Records for the exercise:
-=-=-=-=-

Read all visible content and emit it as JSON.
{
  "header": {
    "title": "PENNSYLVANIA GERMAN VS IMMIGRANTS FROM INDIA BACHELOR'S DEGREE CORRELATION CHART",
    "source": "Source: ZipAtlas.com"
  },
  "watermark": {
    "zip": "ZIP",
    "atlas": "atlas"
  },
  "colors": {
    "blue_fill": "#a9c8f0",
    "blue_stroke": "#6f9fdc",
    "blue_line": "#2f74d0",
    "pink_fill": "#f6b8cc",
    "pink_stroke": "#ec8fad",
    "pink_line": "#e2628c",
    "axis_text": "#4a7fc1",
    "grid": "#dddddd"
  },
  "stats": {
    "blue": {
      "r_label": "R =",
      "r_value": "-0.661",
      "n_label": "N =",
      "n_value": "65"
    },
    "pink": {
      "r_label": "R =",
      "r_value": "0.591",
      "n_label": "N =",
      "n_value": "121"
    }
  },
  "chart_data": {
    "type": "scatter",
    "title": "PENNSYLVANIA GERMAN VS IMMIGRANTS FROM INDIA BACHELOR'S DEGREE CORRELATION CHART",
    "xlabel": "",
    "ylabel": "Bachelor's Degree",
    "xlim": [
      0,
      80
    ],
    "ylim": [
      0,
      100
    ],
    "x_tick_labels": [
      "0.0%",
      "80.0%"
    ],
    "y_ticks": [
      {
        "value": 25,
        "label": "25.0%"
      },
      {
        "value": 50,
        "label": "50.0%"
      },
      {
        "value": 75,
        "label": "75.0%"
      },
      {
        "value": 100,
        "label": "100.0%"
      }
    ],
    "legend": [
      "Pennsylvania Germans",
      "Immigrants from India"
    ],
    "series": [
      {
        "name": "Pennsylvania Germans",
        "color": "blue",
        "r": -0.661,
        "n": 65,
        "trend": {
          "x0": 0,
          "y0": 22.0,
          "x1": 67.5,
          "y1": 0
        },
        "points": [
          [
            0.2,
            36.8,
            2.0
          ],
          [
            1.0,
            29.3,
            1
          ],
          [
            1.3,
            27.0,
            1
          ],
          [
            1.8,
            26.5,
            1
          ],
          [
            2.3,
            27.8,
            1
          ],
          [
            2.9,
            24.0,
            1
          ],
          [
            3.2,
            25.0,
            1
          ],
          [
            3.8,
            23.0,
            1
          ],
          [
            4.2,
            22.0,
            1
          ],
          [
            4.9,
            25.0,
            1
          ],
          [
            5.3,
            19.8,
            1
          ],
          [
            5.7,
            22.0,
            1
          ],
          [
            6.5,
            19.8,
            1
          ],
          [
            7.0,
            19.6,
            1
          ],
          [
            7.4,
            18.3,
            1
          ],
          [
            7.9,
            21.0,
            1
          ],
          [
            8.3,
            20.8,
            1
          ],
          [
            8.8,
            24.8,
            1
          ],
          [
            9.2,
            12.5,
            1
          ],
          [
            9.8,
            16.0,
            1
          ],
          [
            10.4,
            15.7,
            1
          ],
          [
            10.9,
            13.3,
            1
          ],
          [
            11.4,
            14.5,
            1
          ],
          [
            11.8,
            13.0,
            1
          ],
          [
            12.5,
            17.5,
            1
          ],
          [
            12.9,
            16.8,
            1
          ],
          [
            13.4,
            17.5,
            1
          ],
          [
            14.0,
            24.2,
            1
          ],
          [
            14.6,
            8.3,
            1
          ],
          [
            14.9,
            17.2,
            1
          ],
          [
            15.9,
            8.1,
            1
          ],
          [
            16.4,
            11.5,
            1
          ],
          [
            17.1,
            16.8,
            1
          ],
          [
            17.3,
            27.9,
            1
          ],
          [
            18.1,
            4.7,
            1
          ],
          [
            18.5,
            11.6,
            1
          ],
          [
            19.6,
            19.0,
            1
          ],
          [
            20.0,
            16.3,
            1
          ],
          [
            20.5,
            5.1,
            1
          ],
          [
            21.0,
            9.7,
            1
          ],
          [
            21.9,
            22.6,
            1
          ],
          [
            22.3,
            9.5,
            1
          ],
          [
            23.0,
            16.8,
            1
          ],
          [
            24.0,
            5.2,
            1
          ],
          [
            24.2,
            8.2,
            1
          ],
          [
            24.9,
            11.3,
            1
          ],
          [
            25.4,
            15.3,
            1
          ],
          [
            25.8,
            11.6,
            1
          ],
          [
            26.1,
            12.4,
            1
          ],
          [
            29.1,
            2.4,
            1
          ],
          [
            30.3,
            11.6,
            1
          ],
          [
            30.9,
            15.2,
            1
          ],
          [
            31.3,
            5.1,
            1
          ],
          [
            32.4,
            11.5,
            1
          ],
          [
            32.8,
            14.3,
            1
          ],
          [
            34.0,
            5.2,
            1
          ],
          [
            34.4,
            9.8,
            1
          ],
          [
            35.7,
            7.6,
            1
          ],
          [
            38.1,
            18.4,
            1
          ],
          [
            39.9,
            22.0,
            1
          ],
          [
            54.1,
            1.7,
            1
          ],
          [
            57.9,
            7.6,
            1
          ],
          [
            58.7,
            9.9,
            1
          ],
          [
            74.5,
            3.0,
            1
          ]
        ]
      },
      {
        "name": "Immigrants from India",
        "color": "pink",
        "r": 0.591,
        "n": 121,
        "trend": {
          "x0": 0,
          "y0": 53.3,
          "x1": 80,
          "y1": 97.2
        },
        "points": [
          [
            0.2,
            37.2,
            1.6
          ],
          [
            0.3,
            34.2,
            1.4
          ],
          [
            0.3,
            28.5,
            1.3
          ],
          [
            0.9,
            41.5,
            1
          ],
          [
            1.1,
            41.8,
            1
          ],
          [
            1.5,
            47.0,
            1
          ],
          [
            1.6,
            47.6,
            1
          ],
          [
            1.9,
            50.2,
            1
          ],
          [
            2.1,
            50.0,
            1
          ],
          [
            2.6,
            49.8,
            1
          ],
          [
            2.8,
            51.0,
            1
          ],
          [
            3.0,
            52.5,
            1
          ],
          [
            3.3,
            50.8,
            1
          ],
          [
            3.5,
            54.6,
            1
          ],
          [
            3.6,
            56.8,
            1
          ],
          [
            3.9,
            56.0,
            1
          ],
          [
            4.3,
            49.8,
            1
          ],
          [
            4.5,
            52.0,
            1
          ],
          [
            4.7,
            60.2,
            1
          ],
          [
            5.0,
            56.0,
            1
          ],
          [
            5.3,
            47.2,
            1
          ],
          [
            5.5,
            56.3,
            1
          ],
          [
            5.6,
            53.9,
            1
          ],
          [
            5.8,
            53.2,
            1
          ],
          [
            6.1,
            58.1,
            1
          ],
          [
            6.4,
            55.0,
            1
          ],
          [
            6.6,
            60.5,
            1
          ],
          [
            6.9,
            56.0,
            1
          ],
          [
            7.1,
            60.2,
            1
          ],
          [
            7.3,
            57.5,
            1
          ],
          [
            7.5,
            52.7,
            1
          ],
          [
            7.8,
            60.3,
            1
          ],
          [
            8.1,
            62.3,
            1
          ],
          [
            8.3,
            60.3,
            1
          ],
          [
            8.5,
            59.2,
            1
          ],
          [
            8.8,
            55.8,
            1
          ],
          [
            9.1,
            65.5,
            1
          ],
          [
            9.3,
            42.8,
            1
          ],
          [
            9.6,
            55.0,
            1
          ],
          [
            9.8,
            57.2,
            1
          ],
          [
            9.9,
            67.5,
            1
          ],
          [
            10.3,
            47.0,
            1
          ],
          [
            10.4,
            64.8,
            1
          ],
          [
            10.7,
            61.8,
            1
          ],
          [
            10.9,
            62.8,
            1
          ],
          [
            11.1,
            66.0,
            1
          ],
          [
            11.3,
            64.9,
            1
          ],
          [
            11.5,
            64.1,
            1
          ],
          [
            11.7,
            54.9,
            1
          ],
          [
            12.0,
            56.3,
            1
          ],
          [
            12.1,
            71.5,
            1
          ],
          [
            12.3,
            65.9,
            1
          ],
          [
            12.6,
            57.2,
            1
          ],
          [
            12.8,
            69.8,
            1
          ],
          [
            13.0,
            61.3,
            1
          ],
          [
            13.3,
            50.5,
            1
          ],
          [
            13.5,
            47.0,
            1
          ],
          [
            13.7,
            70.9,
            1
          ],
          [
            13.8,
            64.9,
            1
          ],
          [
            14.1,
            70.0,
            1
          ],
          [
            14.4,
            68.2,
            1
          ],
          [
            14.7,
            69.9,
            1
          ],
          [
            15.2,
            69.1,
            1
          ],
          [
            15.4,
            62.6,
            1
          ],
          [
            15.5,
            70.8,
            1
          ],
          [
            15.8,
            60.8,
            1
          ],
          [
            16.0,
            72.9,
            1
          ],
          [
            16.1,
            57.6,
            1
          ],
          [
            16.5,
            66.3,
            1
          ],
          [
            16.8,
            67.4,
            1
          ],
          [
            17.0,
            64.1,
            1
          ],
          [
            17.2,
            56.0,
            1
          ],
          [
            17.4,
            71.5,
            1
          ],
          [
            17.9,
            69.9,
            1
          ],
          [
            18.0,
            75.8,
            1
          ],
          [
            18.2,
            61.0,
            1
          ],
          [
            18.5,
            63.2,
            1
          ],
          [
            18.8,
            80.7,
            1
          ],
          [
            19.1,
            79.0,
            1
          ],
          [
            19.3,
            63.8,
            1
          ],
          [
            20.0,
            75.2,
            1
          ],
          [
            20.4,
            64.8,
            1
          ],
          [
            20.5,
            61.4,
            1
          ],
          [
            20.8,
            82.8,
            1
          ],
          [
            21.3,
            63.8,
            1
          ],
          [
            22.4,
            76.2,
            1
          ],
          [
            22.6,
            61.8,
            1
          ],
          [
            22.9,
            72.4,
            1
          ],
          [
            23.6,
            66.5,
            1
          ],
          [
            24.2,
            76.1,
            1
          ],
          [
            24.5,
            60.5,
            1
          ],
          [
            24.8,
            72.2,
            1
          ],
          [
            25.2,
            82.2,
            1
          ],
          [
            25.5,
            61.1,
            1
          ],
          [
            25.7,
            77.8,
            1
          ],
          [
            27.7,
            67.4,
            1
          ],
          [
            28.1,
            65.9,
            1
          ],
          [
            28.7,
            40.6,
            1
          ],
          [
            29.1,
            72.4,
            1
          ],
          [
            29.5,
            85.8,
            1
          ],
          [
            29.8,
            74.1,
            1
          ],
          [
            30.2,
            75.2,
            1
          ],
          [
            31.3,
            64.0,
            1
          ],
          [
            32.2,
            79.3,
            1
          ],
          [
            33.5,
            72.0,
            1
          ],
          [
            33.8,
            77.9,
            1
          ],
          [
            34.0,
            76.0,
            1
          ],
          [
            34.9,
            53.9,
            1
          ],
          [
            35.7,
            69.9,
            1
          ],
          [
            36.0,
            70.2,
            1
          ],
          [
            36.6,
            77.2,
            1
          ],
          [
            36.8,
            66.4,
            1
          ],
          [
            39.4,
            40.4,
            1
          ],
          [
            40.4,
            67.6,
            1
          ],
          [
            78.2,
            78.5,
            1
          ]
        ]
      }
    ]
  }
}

-=-=-=-=-

Find all lines with "Germans" in them and copy each one.

      "Pennsylvania Germans",
        "name": "Pennsylvania Germans",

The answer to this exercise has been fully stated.